- OBJECTIVE
Reproduce verbatim the rows below, from the first one through the line containing "- feature-image-frame[interactable]: [22, 416, 219, 529]".

☆ ☆ ☆ ☆ ☆ ☆ ☆

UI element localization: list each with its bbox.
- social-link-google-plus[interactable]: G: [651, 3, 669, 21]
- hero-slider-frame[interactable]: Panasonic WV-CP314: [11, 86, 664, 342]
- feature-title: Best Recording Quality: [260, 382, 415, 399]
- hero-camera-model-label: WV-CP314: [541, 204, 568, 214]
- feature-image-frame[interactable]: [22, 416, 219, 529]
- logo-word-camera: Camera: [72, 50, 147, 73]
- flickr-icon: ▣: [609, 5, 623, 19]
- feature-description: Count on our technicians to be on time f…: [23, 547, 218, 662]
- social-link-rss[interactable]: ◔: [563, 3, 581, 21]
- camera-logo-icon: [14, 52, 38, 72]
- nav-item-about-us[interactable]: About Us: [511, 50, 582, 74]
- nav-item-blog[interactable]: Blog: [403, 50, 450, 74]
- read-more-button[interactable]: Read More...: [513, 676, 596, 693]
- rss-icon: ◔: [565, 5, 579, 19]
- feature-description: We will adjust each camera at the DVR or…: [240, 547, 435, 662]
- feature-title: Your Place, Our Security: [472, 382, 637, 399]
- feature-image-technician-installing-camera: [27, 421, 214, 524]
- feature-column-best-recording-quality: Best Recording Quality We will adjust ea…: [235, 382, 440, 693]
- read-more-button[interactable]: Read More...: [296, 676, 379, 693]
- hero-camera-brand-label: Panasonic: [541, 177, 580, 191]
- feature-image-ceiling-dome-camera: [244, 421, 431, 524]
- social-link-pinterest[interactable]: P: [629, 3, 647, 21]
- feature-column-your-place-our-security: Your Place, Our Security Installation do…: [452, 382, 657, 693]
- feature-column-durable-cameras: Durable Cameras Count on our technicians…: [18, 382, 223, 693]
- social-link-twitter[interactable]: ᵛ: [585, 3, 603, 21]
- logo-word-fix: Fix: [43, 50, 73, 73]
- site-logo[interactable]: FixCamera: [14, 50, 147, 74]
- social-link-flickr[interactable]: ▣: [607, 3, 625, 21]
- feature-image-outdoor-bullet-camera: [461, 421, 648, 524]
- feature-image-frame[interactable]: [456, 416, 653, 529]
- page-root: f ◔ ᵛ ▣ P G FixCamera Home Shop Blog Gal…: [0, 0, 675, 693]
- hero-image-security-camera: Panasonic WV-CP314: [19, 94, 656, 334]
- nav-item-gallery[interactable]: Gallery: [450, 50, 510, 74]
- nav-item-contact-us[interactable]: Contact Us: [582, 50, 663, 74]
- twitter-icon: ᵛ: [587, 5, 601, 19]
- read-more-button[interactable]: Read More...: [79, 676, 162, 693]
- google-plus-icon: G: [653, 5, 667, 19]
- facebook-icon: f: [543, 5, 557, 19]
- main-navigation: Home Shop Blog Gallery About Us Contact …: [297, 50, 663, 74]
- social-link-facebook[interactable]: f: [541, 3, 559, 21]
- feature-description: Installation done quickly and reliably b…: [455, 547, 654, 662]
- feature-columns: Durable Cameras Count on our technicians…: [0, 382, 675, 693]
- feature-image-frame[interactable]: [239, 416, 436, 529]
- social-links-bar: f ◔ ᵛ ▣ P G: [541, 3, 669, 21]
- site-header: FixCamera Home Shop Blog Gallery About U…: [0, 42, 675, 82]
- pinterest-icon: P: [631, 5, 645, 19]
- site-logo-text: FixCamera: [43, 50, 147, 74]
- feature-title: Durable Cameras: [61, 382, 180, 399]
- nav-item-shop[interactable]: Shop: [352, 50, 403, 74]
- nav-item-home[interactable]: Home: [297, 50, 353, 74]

☆ ☆ ☆ ☆ ☆ ☆ ☆

- WRITTEN ANSWER
UI element localization: list each with its bbox.
- social-link-google-plus[interactable]: G: [651, 3, 669, 21]
- hero-slider-frame[interactable]: Panasonic WV-CP314: [11, 86, 664, 342]
- feature-title: Best Recording Quality: [260, 382, 415, 399]
- hero-camera-model-label: WV-CP314: [541, 204, 568, 214]
- feature-image-frame[interactable]: [22, 416, 219, 529]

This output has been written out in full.